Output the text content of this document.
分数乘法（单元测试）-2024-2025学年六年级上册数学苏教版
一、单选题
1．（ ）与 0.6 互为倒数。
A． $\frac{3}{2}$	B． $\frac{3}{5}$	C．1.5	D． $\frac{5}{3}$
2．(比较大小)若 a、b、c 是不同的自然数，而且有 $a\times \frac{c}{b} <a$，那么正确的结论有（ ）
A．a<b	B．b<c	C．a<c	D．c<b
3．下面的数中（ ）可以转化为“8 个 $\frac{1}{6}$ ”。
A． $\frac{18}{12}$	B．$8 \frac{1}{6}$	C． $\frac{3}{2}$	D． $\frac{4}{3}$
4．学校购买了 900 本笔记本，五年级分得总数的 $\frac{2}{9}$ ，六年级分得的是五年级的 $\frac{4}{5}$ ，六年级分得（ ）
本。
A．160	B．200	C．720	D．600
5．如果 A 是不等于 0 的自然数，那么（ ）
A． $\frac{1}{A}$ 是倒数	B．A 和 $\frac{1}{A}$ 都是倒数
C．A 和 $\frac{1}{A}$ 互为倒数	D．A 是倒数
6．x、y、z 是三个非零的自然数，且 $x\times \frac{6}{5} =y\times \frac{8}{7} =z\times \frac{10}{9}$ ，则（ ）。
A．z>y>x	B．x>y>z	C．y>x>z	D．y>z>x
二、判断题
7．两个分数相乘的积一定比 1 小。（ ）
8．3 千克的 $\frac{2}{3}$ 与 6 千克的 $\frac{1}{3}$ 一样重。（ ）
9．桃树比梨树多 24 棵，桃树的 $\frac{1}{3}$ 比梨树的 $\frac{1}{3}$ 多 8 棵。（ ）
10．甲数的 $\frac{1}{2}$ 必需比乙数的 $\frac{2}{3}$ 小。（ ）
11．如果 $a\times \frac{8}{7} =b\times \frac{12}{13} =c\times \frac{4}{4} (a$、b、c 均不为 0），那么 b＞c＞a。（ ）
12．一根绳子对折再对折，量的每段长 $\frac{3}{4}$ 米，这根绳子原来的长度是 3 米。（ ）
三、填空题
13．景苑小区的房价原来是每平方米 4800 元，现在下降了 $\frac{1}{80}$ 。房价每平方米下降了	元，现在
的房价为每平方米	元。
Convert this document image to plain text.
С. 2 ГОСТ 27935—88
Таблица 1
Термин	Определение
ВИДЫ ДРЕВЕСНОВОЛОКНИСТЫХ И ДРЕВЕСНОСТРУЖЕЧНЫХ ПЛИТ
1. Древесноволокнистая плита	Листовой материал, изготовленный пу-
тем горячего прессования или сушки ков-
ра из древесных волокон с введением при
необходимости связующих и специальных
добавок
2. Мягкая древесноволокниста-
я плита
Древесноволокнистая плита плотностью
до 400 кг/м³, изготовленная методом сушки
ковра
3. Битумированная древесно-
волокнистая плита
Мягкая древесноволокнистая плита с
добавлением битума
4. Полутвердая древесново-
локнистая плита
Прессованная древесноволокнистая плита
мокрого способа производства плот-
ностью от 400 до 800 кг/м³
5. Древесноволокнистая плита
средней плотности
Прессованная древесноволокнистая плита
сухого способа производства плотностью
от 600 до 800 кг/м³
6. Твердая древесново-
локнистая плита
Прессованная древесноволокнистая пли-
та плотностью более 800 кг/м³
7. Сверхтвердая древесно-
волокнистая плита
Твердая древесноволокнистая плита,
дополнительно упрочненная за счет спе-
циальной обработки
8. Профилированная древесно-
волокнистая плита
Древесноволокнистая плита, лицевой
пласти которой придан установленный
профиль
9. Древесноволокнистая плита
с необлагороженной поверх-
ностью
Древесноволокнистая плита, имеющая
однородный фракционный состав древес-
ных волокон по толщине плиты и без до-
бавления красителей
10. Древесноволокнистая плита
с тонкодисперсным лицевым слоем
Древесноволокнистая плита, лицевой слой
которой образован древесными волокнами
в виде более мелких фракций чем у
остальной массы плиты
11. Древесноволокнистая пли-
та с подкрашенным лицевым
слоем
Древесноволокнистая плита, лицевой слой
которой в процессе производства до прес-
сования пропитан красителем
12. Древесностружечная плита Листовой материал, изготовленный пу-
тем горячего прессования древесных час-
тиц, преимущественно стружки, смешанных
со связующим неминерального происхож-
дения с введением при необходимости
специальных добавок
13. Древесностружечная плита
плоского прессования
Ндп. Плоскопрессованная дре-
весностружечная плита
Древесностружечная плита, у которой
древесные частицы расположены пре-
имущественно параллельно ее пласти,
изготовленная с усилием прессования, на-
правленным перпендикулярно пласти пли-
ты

++++++

▸ **What the task asks**
Tally up the lines with the word "волокон" in them, and answer with that number by itself.

▸ **Correct result**
2